Task to complete = Set each line of the records down again exactly, please.

(Records from a collection of figures)
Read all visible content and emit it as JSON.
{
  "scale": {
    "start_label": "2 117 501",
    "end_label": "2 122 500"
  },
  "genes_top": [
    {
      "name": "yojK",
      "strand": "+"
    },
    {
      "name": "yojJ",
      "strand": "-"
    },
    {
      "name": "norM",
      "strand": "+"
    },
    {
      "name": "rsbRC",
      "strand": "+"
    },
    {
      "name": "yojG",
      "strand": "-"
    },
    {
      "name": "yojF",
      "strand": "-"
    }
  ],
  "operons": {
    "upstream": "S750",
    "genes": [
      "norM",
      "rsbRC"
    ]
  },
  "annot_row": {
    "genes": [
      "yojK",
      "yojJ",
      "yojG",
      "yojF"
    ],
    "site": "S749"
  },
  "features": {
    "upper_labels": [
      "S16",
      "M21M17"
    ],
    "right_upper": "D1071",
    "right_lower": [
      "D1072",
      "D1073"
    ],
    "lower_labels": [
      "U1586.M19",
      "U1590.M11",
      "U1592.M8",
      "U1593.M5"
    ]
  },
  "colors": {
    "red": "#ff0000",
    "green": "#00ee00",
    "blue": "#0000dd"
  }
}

Answer space =
Read all visible content and emit it as JSON.
{
  "scale": {
    "start_label": "2 117 501",
    "end_label": "2 122 500"
  },
  "genes_top": [
    {
      "name": "yojK",
      "strand": "+"
    },
    {
      "name": "yojJ",
      "strand": "-"
    },
    {
      "name": "norM",
      "strand": "+"
    },
    {
      "name": "rsbRC",
      "strand": "+"
    },
    {
      "name": "yojG",
      "strand": "-"
    },
    {
      "name": "yojF",
      "strand": "-"
    }
  ],
  "operons": {
    "upstream": "S750",
    "genes": [
      "norM",
      "rsbRC"
    ]
  },
  "annot_row": {
    "genes": [
      "yojK",
      "yojJ",
      "yojG",
      "yojF"
    ],
    "site": "S749"
  },
  "features": {
    "upper_labels": [
      "S16",
      "M21M17"
    ],
    "right_upper": "D1071",
    "right_lower": [
      "D1072",
      "D1073"
    ],
    "lower_labels": [
      "U1586.M19",
      "U1590.M11",
      "U1592.M8",
      "U1593.M5"
    ]
  },
  "colors": {
    "red": "#ff0000",
    "green": "#00ee00",
    "blue": "#0000dd"
  }
}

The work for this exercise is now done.